WRITTEN REQUEST:
Only lines holding the word "acopiar" should be copied from the material.

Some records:
* * *
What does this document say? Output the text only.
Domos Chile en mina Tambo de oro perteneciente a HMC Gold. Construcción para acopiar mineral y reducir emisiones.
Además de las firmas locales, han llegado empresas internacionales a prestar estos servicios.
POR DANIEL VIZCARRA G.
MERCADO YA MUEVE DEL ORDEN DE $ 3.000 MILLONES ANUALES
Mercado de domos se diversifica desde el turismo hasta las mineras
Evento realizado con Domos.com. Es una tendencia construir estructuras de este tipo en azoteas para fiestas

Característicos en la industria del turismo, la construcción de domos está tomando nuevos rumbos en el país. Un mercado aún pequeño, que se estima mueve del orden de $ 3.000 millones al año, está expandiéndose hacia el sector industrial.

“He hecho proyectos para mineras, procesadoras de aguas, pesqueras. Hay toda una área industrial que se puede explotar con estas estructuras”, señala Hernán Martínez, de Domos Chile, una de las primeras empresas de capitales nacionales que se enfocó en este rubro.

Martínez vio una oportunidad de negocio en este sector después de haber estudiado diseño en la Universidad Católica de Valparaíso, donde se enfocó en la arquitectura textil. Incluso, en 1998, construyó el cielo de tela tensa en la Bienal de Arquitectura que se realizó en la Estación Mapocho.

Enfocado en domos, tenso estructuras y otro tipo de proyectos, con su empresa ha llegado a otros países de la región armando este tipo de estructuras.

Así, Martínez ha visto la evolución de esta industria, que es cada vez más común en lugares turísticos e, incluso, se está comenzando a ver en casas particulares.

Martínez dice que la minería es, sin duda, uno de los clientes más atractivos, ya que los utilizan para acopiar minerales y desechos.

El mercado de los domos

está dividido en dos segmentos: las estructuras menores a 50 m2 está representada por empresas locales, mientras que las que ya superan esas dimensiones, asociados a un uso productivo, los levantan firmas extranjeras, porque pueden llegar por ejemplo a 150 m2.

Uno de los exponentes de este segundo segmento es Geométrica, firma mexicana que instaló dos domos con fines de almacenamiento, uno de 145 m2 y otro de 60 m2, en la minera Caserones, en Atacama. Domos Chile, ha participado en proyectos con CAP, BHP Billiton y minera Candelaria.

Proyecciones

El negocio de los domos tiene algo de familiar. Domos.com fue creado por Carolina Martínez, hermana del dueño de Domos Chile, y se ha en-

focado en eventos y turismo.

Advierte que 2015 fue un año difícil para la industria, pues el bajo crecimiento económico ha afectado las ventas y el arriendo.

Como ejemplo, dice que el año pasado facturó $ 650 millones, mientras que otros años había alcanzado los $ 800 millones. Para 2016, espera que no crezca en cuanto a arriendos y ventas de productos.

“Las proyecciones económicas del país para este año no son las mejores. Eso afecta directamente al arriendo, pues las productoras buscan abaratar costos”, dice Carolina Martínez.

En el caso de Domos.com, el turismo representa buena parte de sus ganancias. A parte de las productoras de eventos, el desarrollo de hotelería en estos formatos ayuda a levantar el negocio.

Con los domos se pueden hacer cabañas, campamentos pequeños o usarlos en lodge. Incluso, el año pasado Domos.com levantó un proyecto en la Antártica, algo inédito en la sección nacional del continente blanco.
* * *
TASK RESULT:
Domos Chile en mina Tambo de oro perteneciente a HMC Gold. Construcción para acopiar mineral y reducir emisiones.
Martínez dice que la minería es, sin duda, uno de los clientes más atractivos, ya que los utilizan para acopiar minerales y desechos.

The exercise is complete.